Would you return all of this data exactly, leaving nothing out?
----- STORED ROWS -----
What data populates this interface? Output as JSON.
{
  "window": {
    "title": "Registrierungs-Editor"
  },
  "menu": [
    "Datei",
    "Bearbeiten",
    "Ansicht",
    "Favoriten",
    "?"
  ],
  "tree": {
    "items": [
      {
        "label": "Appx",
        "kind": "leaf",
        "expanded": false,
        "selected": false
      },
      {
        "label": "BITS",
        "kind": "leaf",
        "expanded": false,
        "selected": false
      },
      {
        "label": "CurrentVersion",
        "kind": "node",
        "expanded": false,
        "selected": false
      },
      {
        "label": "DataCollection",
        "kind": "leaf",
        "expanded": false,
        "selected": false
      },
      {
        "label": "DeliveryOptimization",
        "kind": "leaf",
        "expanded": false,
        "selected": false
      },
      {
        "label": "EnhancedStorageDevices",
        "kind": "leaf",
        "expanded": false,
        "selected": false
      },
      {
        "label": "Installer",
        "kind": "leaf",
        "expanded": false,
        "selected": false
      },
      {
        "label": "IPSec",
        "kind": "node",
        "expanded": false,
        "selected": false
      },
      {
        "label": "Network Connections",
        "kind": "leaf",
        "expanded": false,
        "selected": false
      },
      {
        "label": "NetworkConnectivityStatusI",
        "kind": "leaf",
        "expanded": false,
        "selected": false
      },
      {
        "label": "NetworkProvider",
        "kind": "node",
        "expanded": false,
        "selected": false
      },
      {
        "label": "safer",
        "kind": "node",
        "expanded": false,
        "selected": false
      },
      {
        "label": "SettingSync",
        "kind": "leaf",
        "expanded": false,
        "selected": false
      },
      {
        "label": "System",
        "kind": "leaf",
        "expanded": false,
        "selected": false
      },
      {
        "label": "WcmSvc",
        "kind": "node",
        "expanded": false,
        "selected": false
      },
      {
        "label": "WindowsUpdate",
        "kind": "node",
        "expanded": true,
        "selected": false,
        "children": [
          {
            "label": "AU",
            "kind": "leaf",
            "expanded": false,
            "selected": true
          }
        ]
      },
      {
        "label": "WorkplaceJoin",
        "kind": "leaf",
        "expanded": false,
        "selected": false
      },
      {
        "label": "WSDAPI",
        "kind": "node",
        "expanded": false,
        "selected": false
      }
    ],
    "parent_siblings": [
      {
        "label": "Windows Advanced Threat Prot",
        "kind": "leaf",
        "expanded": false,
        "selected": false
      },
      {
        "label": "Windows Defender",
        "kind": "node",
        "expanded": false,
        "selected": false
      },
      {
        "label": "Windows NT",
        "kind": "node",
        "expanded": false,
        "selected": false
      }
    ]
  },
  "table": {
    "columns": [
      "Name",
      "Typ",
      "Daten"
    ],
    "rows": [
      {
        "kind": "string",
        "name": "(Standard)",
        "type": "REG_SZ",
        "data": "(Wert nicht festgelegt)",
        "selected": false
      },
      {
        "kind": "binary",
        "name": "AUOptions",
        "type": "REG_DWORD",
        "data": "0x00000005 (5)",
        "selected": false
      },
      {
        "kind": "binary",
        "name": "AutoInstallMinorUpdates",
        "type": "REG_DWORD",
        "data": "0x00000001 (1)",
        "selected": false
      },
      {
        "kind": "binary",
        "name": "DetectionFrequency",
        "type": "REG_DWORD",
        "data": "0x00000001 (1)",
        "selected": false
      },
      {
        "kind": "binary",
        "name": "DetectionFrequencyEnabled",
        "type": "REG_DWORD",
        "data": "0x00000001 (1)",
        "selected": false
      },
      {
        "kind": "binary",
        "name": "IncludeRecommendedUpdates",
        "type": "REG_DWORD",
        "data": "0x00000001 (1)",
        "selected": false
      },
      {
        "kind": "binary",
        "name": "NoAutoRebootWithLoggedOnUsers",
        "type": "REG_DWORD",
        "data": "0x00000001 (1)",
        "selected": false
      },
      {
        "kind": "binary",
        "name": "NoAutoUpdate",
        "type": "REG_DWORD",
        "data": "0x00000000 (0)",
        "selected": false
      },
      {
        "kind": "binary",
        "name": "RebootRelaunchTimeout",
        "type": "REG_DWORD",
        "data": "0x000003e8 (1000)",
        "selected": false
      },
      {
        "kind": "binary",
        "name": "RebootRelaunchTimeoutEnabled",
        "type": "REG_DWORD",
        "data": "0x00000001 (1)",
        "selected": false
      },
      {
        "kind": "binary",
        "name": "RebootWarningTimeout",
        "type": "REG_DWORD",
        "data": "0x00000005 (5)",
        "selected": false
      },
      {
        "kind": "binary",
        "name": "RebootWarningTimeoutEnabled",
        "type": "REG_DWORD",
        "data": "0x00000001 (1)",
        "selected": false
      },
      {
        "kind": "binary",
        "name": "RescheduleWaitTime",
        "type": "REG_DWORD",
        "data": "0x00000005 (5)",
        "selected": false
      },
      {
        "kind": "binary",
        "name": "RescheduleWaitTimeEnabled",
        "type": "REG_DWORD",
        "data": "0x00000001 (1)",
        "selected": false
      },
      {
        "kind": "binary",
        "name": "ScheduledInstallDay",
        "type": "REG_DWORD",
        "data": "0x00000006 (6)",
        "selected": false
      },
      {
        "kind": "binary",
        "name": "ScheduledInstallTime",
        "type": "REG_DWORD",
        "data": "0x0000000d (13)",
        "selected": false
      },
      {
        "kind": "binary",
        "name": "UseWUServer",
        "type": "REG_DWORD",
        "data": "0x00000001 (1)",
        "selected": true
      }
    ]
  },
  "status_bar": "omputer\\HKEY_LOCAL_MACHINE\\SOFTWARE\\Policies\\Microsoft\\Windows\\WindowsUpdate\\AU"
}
-----
> **RESULT FOR THIS EXERCISE**
What data populates this interface? Output as JSON.
{
  "window": {
    "title": "Registrierungs-Editor"
  },
  "menu": [
    "Datei",
    "Bearbeiten",
    "Ansicht",
    "Favoriten",
    "?"
  ],
  "tree": {
    "items": [
      {
        "label": "Appx",
        "kind": "leaf",
        "expanded": false,
        "selected": false
      },
      {
        "label": "BITS",
        "kind": "leaf",
        "expanded": false,
        "selected": false
      },
      {
        "label": "CurrentVersion",
        "kind": "node",
        "expanded": false,
        "selected": false
      },
      {
        "label": "DataCollection",
        "kind": "leaf",
        "expanded": false,
        "selected": false
      },
      {
        "label": "DeliveryOptimization",
        "kind": "leaf",
        "expanded": false,
        "selected": false
      },
      {
        "label": "EnhancedStorageDevices",
        "kind": "leaf",
        "expanded": false,
        "selected": false
      },
      {
        "label": "Installer",
        "kind": "leaf",
        "expanded": false,
        "selected": false
      },
      {
        "label": "IPSec",
        "kind": "node",
        "expanded": false,
        "selected": false
      },
      {
        "label": "Network Connections",
        "kind": "leaf",
        "expanded": false,
        "selected": false
      },
      {
        "label": "NetworkConnectivityStatusI",
        "kind": "leaf",
        "expanded": false,
        "selected": false
      },
      {
        "label": "NetworkProvider",
        "kind": "node",
        "expanded": false,
        "selected": false
      },
      {
        "label": "safer",
        "kind": "node",
        "expanded": false,
        "selected": false
      },
      {
        "label": "SettingSync",
        "kind": "leaf",
        "expanded": false,
        "selected": false
      },
      {
        "label": "System",
        "kind": "leaf",
        "expanded": false,
        "selected": false
      },
      {
        "label": "WcmSvc",
        "kind": "node",
        "expanded": false,
        "selected": false
      },
      {
        "label": "WindowsUpdate",
        "kind": "node",
        "expanded": true,
        "selected": false,
        "children": [
          {
            "label": "AU",
            "kind": "leaf",
            "expanded": false,
            "selected": true
          }
        ]
      },
      {
        "label": "WorkplaceJoin",
        "kind": "leaf",
        "expanded": false,
        "selected": false
      },
      {
        "label": "WSDAPI",
        "kind": "node",
        "expanded": false,
        "selected": false
      }
    ],
    "parent_siblings": [
      {
        "label": "Windows Advanced Threat Prot",
        "kind": "leaf",
        "expanded": false,
        "selected": false
      },
      {
        "label": "Windows Defender",
        "kind": "node",
        "expanded": false,
        "selected": false
      },
      {
        "label": "Windows NT",
        "kind": "node",
        "expanded": false,
        "selected": false
      }
    ]
  },
  "table": {
    "columns": [
      "Name",
      "Typ",
      "Daten"
    ],
    "rows": [
      {
        "kind": "string",
        "name": "(Standard)",
        "type": "REG_SZ",
        "data": "(Wert nicht festgelegt)",
        "selected": false
      },
      {
        "kind": "binary",
        "name": "AUOptions",
        "type": "REG_DWORD",
        "data": "0x00000005 (5)",
        "selected": false
      },
      {
        "kind": "binary",
        "name": "AutoInstallMinorUpdates",
        "type": "REG_DWORD",
        "data": "0x00000001 (1)",
        "selected": false
      },
      {
        "kind": "binary",
        "name": "DetectionFrequency",
        "type": "REG_DWORD",
        "data": "0x00000001 (1)",
        "selected": false
      },
      {
        "kind": "binary",
        "name": "DetectionFrequencyEnabled",
        "type": "REG_DWORD",
        "data": "0x00000001 (1)",
        "selected": false
      },
      {
        "kind": "binary",
        "name": "IncludeRecommendedUpdates",
        "type": "REG_DWORD",
        "data": "0x00000001 (1)",
        "selected": false
      },
      {
        "kind": "binary",
        "name": "NoAutoRebootWithLoggedOnUsers",
        "type": "REG_DWORD",
        "data": "0x00000001 (1)",
        "selected": false
      },
      {
        "kind": "binary",
        "name": "NoAutoUpdate",
        "type": "REG_DWORD",
        "data": "0x00000000 (0)",
        "selected": false
      },
      {
        "kind": "binary",
        "name": "RebootRelaunchTimeout",
        "type": "REG_DWORD",
        "data": "0x000003e8 (1000)",
        "selected": false
      },
      {
        "kind": "binary",
        "name": "RebootRelaunchTimeoutEnabled",
        "type": "REG_DWORD",
        "data": "0x00000001 (1)",
        "selected": false
      },
      {
        "kind": "binary",
        "name": "RebootWarningTimeout",
        "type": "REG_DWORD",
        "data": "0x00000005 (5)",
        "selected": false
      },
      {
        "kind": "binary",
        "name": "RebootWarningTimeoutEnabled",
        "type": "REG_DWORD",
        "data": "0x00000001 (1)",
        "selected": false
      },
      {
        "kind": "binary",
        "name": "RescheduleWaitTime",
        "type": "REG_DWORD",
        "data": "0x00000005 (5)",
        "selected": false
      },
      {
        "kind": "binary",
        "name": "RescheduleWaitTimeEnabled",
        "type": "REG_DWORD",
        "data": "0x00000001 (1)",
        "selected": false
      },
      {
        "kind": "binary",
        "name": "ScheduledInstallDay",
        "type": "REG_DWORD",
        "data": "0x00000006 (6)",
        "selected": false
      },
      {
        "kind": "binary",
        "name": "ScheduledInstallTime",
        "type": "REG_DWORD",
        "data": "0x0000000d (13)",
        "selected": false
      },
      {
        "kind": "binary",
        "name": "UseWUServer",
        "type": "REG_DWORD",
        "data": "0x00000001 (1)",
        "selected": true
      }
    ]
  },
  "status_bar": "omputer\\HKEY_LOCAL_MACHINE\\SOFTWARE\\Policies\\Microsoft\\Windows\\WindowsUpdate\\AU"
}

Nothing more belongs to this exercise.